● **Activity**
No pictures belong in the copy, but every line of the material below must be reproduced exactly.

● **Stored data**
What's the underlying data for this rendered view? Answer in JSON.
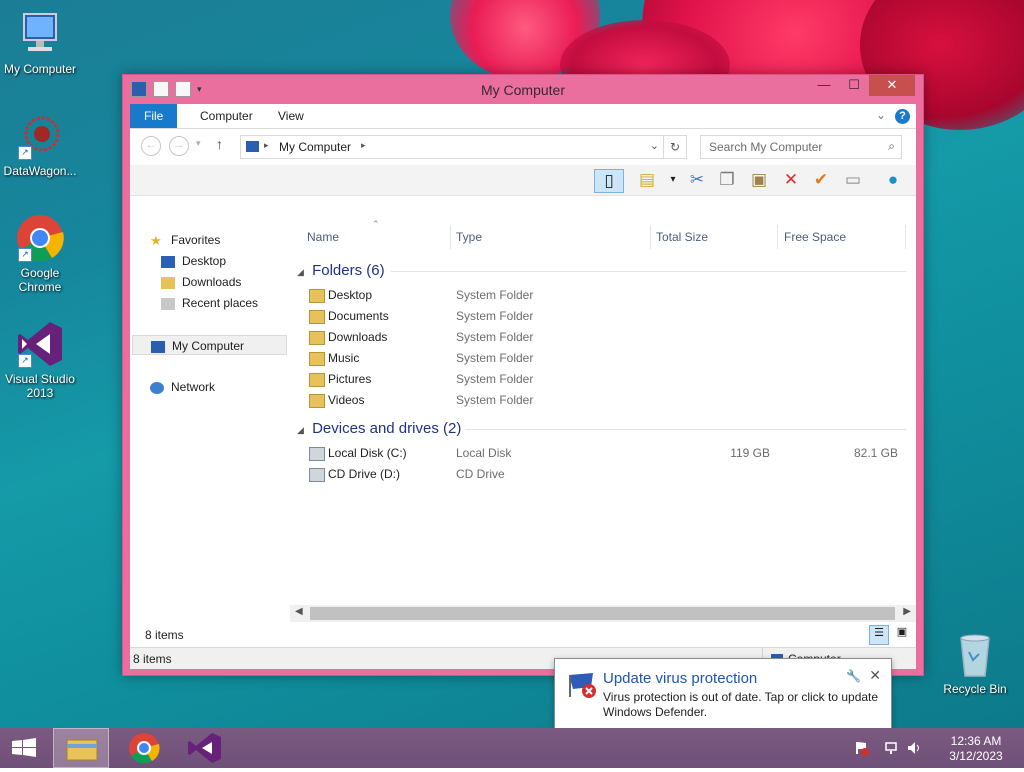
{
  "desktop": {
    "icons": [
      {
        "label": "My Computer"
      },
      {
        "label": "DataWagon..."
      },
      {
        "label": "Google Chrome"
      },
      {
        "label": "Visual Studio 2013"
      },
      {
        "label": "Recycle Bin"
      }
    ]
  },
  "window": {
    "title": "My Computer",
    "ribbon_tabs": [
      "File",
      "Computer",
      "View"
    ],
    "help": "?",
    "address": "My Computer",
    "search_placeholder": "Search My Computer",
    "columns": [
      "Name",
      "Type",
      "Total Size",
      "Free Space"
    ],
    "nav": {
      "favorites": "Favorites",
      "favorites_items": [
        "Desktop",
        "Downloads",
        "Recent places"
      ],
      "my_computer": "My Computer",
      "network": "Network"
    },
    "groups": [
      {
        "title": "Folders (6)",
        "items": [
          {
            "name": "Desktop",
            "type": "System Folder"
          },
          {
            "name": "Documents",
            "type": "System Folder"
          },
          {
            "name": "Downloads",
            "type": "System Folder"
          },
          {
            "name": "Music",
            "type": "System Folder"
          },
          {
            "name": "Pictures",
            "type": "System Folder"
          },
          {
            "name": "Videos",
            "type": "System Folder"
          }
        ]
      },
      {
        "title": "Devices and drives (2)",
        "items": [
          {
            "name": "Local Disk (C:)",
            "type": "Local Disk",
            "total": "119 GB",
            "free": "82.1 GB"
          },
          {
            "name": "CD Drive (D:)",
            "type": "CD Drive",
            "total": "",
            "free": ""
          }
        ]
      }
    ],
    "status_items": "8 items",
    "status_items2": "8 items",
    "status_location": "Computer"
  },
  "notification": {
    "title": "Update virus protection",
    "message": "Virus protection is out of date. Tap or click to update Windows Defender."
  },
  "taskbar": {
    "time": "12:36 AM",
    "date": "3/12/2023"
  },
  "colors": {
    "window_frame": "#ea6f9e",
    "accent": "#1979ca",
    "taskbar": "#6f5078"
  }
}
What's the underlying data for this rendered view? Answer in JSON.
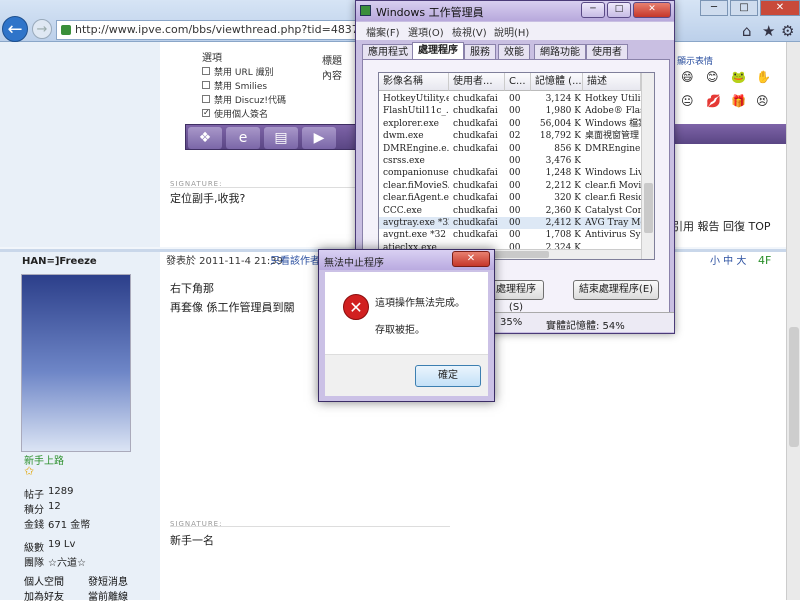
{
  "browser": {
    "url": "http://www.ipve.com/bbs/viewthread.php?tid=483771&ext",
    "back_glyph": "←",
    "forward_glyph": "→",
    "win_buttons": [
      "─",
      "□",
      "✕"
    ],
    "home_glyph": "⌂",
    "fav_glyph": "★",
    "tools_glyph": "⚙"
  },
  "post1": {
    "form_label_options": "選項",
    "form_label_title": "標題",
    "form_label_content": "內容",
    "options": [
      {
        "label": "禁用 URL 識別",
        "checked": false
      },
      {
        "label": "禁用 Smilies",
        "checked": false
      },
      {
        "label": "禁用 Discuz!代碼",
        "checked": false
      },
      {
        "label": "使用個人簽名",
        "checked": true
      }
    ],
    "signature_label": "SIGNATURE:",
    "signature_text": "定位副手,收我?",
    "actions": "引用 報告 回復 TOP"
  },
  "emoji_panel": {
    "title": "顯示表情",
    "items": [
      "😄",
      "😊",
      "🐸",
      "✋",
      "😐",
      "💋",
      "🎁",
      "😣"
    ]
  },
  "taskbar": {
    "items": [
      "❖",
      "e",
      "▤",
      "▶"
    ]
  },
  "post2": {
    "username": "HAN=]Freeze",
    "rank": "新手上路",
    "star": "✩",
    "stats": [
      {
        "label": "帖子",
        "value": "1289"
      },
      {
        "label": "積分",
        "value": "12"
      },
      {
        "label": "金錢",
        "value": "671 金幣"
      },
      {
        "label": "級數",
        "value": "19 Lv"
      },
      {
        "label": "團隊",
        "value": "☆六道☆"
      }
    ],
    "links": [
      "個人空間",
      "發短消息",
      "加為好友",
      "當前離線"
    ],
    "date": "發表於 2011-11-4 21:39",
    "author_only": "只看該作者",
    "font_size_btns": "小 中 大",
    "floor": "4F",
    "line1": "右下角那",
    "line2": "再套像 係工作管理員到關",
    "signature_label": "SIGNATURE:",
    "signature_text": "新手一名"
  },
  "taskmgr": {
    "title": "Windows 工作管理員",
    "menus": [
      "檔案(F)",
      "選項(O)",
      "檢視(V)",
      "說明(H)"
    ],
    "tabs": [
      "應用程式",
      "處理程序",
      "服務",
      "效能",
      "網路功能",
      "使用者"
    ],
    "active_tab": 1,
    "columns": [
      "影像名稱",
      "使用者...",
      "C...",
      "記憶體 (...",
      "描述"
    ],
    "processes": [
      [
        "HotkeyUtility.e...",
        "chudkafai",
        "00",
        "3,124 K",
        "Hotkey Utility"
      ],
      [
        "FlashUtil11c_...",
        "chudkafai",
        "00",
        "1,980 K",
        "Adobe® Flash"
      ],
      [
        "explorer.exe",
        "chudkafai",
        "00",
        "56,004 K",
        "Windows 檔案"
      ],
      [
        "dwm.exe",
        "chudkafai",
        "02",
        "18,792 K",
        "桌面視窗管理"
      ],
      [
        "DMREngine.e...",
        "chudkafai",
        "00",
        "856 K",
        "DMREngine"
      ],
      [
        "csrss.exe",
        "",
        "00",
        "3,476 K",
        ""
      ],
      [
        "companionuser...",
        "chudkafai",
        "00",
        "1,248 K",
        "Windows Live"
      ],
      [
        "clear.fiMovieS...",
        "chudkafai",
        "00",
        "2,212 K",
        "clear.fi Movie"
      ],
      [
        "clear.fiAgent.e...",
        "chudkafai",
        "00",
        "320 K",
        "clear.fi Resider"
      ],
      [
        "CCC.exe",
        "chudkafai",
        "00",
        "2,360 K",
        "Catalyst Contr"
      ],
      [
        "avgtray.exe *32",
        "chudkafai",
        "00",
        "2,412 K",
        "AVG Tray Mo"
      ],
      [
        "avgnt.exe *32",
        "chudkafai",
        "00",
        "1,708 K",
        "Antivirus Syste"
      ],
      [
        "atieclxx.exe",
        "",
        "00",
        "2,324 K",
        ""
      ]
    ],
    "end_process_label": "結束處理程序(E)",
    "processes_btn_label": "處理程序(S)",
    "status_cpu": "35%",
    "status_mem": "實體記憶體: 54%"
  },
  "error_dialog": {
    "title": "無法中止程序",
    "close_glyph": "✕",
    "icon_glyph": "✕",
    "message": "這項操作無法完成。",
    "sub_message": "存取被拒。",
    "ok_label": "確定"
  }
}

● **Answer for the task**
What's the underlying data for this rendered view? Answer in JSON.
{
  "desktop": {
    "icons": [
      {
        "label": "My Computer"
      },
      {
        "label": "DataWagon..."
      },
      {
        "label": "Google Chrome"
      },
      {
        "label": "Visual Studio 2013"
      },
      {
        "label": "Recycle Bin"
      }
    ]
  },
  "window": {
    "title": "My Computer",
    "ribbon_tabs": [
      "File",
      "Computer",
      "View"
    ],
    "help": "?",
    "address": "My Computer",
    "search_placeholder": "Search My Computer",
    "columns": [
      "Name",
      "Type",
      "Total Size",
      "Free Space"
    ],
    "nav": {
      "favorites": "Favorites",
      "favorites_items": [
        "Desktop",
        "Downloads",
        "Recent places"
      ],
      "my_computer": "My Computer",
      "network": "Network"
    },
    "groups": [
      {
        "title": "Folders (6)",
        "items": [
          {
            "name": "Desktop",
            "type": "System Folder"
          },
          {
            "name": "Documents",
            "type": "System Folder"
          },
          {
            "name": "Downloads",
            "type": "System Folder"
          },
          {
            "name": "Music",
            "type": "System Folder"
          },
          {
            "name": "Pictures",
            "type": "System Folder"
          },
          {
            "name": "Videos",
            "type": "System Folder"
          }
        ]
      },
      {
        "title": "Devices and drives (2)",
        "items": [
          {
            "name": "Local Disk (C:)",
            "type": "Local Disk",
            "total": "119 GB",
            "free": "82.1 GB"
          },
          {
            "name": "CD Drive (D:)",
            "type": "CD Drive",
            "total": "",
            "free": ""
          }
        ]
      }
    ],
    "status_items": "8 items",
    "status_items2": "8 items",
    "status_location": "Computer"
  },
  "notification": {
    "title": "Update virus protection",
    "message": "Virus protection is out of date. Tap or click to update Windows Defender."
  },
  "taskbar": {
    "time": "12:36 AM",
    "date": "3/12/2023"
  },
  "colors": {
    "window_frame": "#ea6f9e",
    "accent": "#1979ca",
    "taskbar": "#6f5078"
  }
}
What's the underlying data for this rendered view? Answer in JSON.
{
  "browser": {
    "url": "http://www.ipve.com/bbs/viewthread.php?tid=483771&ext",
    "back_glyph": "←",
    "forward_glyph": "→",
    "win_buttons": [
      "─",
      "□",
      "✕"
    ],
    "home_glyph": "⌂",
    "fav_glyph": "★",
    "tools_glyph": "⚙"
  },
  "post1": {
    "form_label_options": "選項",
    "form_label_title": "標題",
    "form_label_content": "內容",
    "options": [
      {
        "label": "禁用 URL 識別",
        "checked": false
      },
      {
        "label": "禁用 Smilies",
        "checked": false
      },
      {
        "label": "禁用 Discuz!代碼",
        "checked": false
      },
      {
        "label": "使用個人簽名",
        "checked": true
      }
    ],
    "signature_label": "SIGNATURE:",
    "signature_text": "定位副手,收我?",
    "actions": "引用 報告 回復 TOP"
  },
  "emoji_panel": {
    "title": "顯示表情",
    "items": [
      "😄",
      "😊",
      "🐸",
      "✋",
      "😐",
      "💋",
      "🎁",
      "😣"
    ]
  },
  "taskbar": {
    "items": [
      "❖",
      "e",
      "▤",
      "▶"
    ]
  },
  "post2": {
    "username": "HAN=]Freeze",
    "rank": "新手上路",
    "star": "✩",
    "stats": [
      {
        "label": "帖子",
        "value": "1289"
      },
      {
        "label": "積分",
        "value": "12"
      },
      {
        "label": "金錢",
        "value": "671 金幣"
      },
      {
        "label": "級數",
        "value": "19 Lv"
      },
      {
        "label": "團隊",
        "value": "☆六道☆"
      }
    ],
    "links": [
      "個人空間",
      "發短消息",
      "加為好友",
      "當前離線"
    ],
    "date": "發表於 2011-11-4 21:39",
    "author_only": "只看該作者",
    "font_size_btns": "小 中 大",
    "floor": "4F",
    "line1": "右下角那",
    "line2": "再套像 係工作管理員到關",
    "signature_label": "SIGNATURE:",
    "signature_text": "新手一名"
  },
  "taskmgr": {
    "title": "Windows 工作管理員",
    "menus": [
      "檔案(F)",
      "選項(O)",
      "檢視(V)",
      "說明(H)"
    ],
    "tabs": [
      "應用程式",
      "處理程序",
      "服務",
      "效能",
      "網路功能",
      "使用者"
    ],
    "active_tab": 1,
    "columns": [
      "影像名稱",
      "使用者...",
      "C...",
      "記憶體 (...",
      "描述"
    ],
    "processes": [
      [
        "HotkeyUtility.e...",
        "chudkafai",
        "00",
        "3,124 K",
        "Hotkey Utility"
      ],
      [
        "FlashUtil11c_...",
        "chudkafai",
        "00",
        "1,980 K",
        "Adobe® Flash"
      ],
      [
        "explorer.exe",
        "chudkafai",
        "00",
        "56,004 K",
        "Windows 檔案"
      ],
      [
        "dwm.exe",
        "chudkafai",
        "02",
        "18,792 K",
        "桌面視窗管理"
      ],
      [
        "DMREngine.e...",
        "chudkafai",
        "00",
        "856 K",
        "DMREngine"
      ],
      [
        "csrss.exe",
        "",
        "00",
        "3,476 K",
        ""
      ],
      [
        "companionuser...",
        "chudkafai",
        "00",
        "1,248 K",
        "Windows Live"
      ],
      [
        "clear.fiMovieS...",
        "chudkafai",
        "00",
        "2,212 K",
        "clear.fi Movie"
      ],
      [
        "clear.fiAgent.e...",
        "chudkafai",
        "00",
        "320 K",
        "clear.fi Resider"
      ],
      [
        "CCC.exe",
        "chudkafai",
        "00",
        "2,360 K",
        "Catalyst Contr"
      ],
      [
        "avgtray.exe *32",
        "chudkafai",
        "00",
        "2,412 K",
        "AVG Tray Mo"
      ],
      [
        "avgnt.exe *32",
        "chudkafai",
        "00",
        "1,708 K",
        "Antivirus Syste"
      ],
      [
        "atieclxx.exe",
        "",
        "00",
        "2,324 K",
        ""
      ]
    ],
    "end_process_label": "結束處理程序(E)",
    "processes_btn_label": "處理程序(S)",
    "status_cpu": "35%",
    "status_mem": "實體記憶體: 54%"
  },
  "error_dialog": {
    "title": "無法中止程序",
    "close_glyph": "✕",
    "icon_glyph": "✕",
    "message": "這項操作無法完成。",
    "sub_message": "存取被拒。",
    "ok_label": "確定"
  }
}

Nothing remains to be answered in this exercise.